-- BEGIN --
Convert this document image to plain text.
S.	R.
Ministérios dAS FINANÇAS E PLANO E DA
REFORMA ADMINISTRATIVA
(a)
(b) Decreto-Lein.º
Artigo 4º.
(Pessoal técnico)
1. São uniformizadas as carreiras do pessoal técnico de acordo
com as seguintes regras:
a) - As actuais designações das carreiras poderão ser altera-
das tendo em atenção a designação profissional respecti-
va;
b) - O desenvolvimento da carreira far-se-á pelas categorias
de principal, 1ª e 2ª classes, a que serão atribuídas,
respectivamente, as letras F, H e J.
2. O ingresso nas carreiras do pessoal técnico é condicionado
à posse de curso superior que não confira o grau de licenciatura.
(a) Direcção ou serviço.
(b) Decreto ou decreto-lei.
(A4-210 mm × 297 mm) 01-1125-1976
-- END --
◆ Task instructions: Reproduce the material verbatim, line by line.

◆ Exercise solution:
Convert this document image to plain text.
S.	R.
Ministérios dAS FINANÇAS E PLANO E DA
REFORMA ADMINISTRATIVA
(a)
(b) Decreto-Lein.º
Artigo 4º.
(Pessoal técnico)
1. São uniformizadas as carreiras do pessoal técnico de acordo
com as seguintes regras:
a) - As actuais designações das carreiras poderão ser altera-
das tendo em atenção a designação profissional respecti-
va;
b) - O desenvolvimento da carreira far-se-á pelas categorias
de principal, 1ª e 2ª classes, a que serão atribuídas,
respectivamente, as letras F, H e J.
2. O ingresso nas carreiras do pessoal técnico é condicionado
à posse de curso superior que não confira o grau de licenciatura.
(a) Direcção ou serviço.
(b) Decreto ou decreto-lei.
(A4-210 mm × 297 mm) 01-1125-1976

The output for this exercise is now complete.